### Required work
Pictures stay out of the copy; restate everything else in the material exactly.

### Provided material

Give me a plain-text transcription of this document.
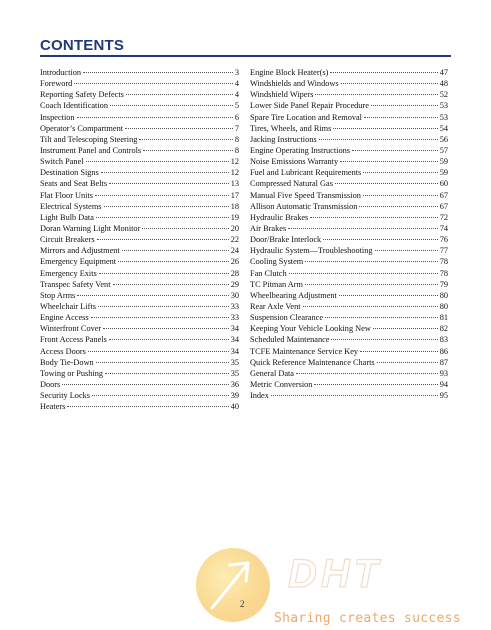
CONTENTS
Introduction	3
Foreword	4
Reporting Safety Defects	4
Coach Identification	5
Inspection	6
Operator’s Compartment	7
Tilt and Telescoping Steering	8
Instrument Panel and Controls	8
Switch Panel	12
Destination Signs	12
Seats and Seat Belts	13
Flat Floor Units	17
Electrical Systems	18
Light Bulb Data	19
Doran Warning Light Monitor	20
Circuit Breakers	22
Mirrors and Adjustment	24
Emergency Equipment	26
Emergency Exits	28
Transpec Safety Vent	29
Stop Arms	30
Wheelchair Lifts	33
Engine Access	33
Winterfront Cover	34
Front Access Panels	34
Access Doors	34
Body Tie-Down	35
Towing or Pushing	35
Doors	36
Security Locks	39
Heaters	40
Engine Block Heater(s)	47
Windshields and Windows	48
Windshield Wipers	52
Lower Side Panel Repair Procedure	53
Spare Tire Location and Removal	53
Tires, Wheels, and Rims	54
Jacking Instructions	56
Engine Operating Instructions	57
Noise Emissions Warranty	59
Fuel and Lubricant Requirements	59
Compressed Natural Gas	60
Manual Five Speed Transmission	67
Allison Automatic Transmission	67
Hydraulic Brakes	72
Air Brakes	74
Door/Brake Interlock	76
Hydraulic System—Troubleshooting	77
Cooling System	78
Fan Clutch	78
TC Pitman Arm	79
Wheelbearing Adjustment	80
Rear Axle Vent	80
Suspension Clearance	81
Keeping Your Vehicle Looking New	82
Scheduled Maintenance	83
TCFE Maintenance Service Key	86
Quick Reference Maintenance Charts	87
General Data	93
Metric Conversion	94
Index	95
DHT
Sharing creates success
2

### Exercise output
Give me a plain-text transcription of this document.
CONTENTS
Introduction	3
Foreword	4
Reporting Safety Defects	4
Coach Identification	5
Inspection	6
Operator’s Compartment	7
Tilt and Telescoping Steering	8
Instrument Panel and Controls	8
Switch Panel	12
Destination Signs	12
Seats and Seat Belts	13
Flat Floor Units	17
Electrical Systems	18
Light Bulb Data	19
Doran Warning Light Monitor	20
Circuit Breakers	22
Mirrors and Adjustment	24
Emergency Equipment	26
Emergency Exits	28
Transpec Safety Vent	29
Stop Arms	30
Wheelchair Lifts	33
Engine Access	33
Winterfront Cover	34
Front Access Panels	34
Access Doors	34
Body Tie-Down	35
Towing or Pushing	35
Doors	36
Security Locks	39
Heaters	40
Engine Block Heater(s)	47
Windshields and Windows	48
Windshield Wipers	52
Lower Side Panel Repair Procedure	53
Spare Tire Location and Removal	53
Tires, Wheels, and Rims	54
Jacking Instructions	56
Engine Operating Instructions	57
Noise Emissions Warranty	59
Fuel and Lubricant Requirements	59
Compressed Natural Gas	60
Manual Five Speed Transmission	67
Allison Automatic Transmission	67
Hydraulic Brakes	72
Air Brakes	74
Door/Brake Interlock	76
Hydraulic System—Troubleshooting	77
Cooling System	78
Fan Clutch	78
TC Pitman Arm	79
Wheelbearing Adjustment	80
Rear Axle Vent	80
Suspension Clearance	81
Keeping Your Vehicle Looking New	82
Scheduled Maintenance	83
TCFE Maintenance Service Key	86
Quick Reference Maintenance Charts	87
General Data	93
Metric Conversion	94
Index	95
DHT
Sharing creates success
2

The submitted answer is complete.